■ **REQUIRED TASK**
Copy the records below exactly, leaving out every picture.
* * *
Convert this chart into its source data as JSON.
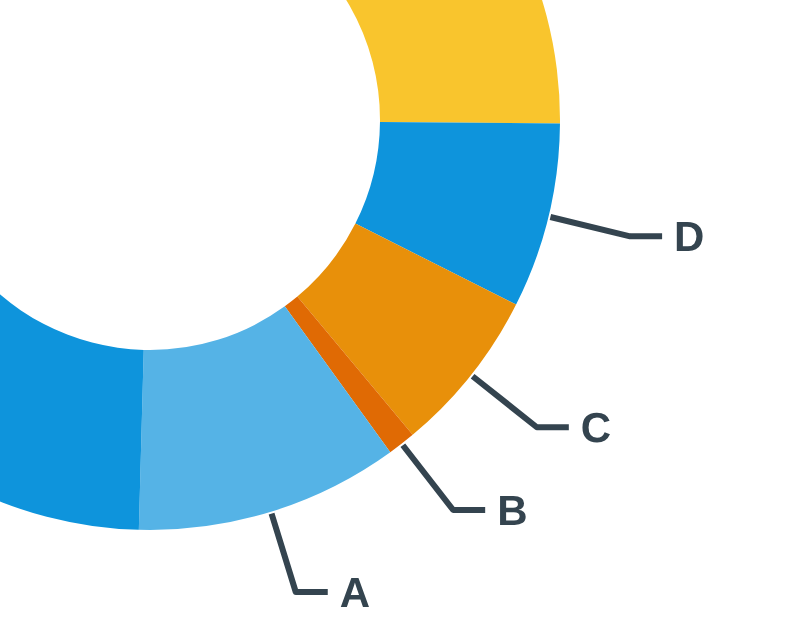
{
  "chart_data": {
    "type": "donut",
    "categories": [
      null,
      "D",
      "C",
      "B",
      "A",
      null
    ],
    "values": [
      16.8,
      7.3,
      6.5,
      1.1,
      10.4,
      57.9
    ],
    "colors": [
      "#f9c52d",
      "#0e94dc",
      "#e8900a",
      "#e06a04",
      "#55b3e6",
      "#0e94dc"
    ]
  }
}
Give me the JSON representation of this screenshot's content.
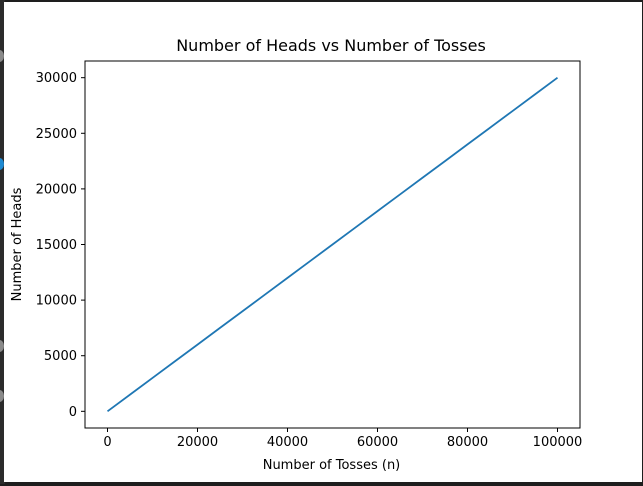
{
  "chart_data": {
    "type": "line",
    "title": "Number of Heads vs Number of Tosses",
    "xlabel": "Number of Tosses (n)",
    "ylabel": "Number of Heads",
    "xlim": [
      -5000,
      105000
    ],
    "ylim": [
      -1500,
      31500
    ],
    "xticks": [
      {
        "value": 0,
        "label": "0"
      },
      {
        "value": 20000,
        "label": "20000"
      },
      {
        "value": 40000,
        "label": "40000"
      },
      {
        "value": 60000,
        "label": "60000"
      },
      {
        "value": 80000,
        "label": "80000"
      },
      {
        "value": 100000,
        "label": "100000"
      }
    ],
    "yticks": [
      {
        "value": 0,
        "label": "0"
      },
      {
        "value": 5000,
        "label": "5000"
      },
      {
        "value": 10000,
        "label": "10000"
      },
      {
        "value": 15000,
        "label": "15000"
      },
      {
        "value": 20000,
        "label": "20000"
      },
      {
        "value": 25000,
        "label": "25000"
      },
      {
        "value": 30000,
        "label": "30000"
      }
    ],
    "grid": false,
    "series": [
      {
        "color": "#1f77b4",
        "x": [
          0,
          5000,
          10000,
          15000,
          20000,
          25000,
          30000,
          35000,
          40000,
          45000,
          50000,
          55000,
          60000,
          65000,
          70000,
          75000,
          80000,
          85000,
          90000,
          95000,
          100000
        ],
        "y": [
          0,
          1500,
          3000,
          4500,
          6000,
          7500,
          9000,
          10500,
          12000,
          13500,
          15000,
          16500,
          18000,
          19500,
          21000,
          22500,
          24000,
          25500,
          27000,
          28500,
          30000
        ]
      }
    ]
  }
}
* * *
■ **FINAL RESULT**
Convert this chart into its source data as JSON.
{
  "chart_data": {
    "type": "donut",
    "categories": [
      null,
      "D",
      "C",
      "B",
      "A",
      null
    ],
    "values": [
      16.8,
      7.3,
      6.5,
      1.1,
      10.4,
      57.9
    ],
    "colors": [
      "#f9c52d",
      "#0e94dc",
      "#e8900a",
      "#e06a04",
      "#55b3e6",
      "#0e94dc"
    ]
  }
}
Give me the JSON representation of this screenshot's content.
{
  "chart_data": {
    "type": "line",
    "title": "Number of Heads vs Number of Tosses",
    "xlabel": "Number of Tosses (n)",
    "ylabel": "Number of Heads",
    "xlim": [
      -5000,
      105000
    ],
    "ylim": [
      -1500,
      31500
    ],
    "xticks": [
      {
        "value": 0,
        "label": "0"
      },
      {
        "value": 20000,
        "label": "20000"
      },
      {
        "value": 40000,
        "label": "40000"
      },
      {
        "value": 60000,
        "label": "60000"
      },
      {
        "value": 80000,
        "label": "80000"
      },
      {
        "value": 100000,
        "label": "100000"
      }
    ],
    "yticks": [
      {
        "value": 0,
        "label": "0"
      },
      {
        "value": 5000,
        "label": "5000"
      },
      {
        "value": 10000,
        "label": "10000"
      },
      {
        "value": 15000,
        "label": "15000"
      },
      {
        "value": 20000,
        "label": "20000"
      },
      {
        "value": 25000,
        "label": "25000"
      },
      {
        "value": 30000,
        "label": "30000"
      }
    ],
    "grid": false,
    "series": [
      {
        "color": "#1f77b4",
        "x": [
          0,
          5000,
          10000,
          15000,
          20000,
          25000,
          30000,
          35000,
          40000,
          45000,
          50000,
          55000,
          60000,
          65000,
          70000,
          75000,
          80000,
          85000,
          90000,
          95000,
          100000
        ],
        "y": [
          0,
          1500,
          3000,
          4500,
          6000,
          7500,
          9000,
          10500,
          12000,
          13500,
          15000,
          16500,
          18000,
          19500,
          21000,
          22500,
          24000,
          25500,
          27000,
          28500,
          30000
        ]
      }
    ]
  }
}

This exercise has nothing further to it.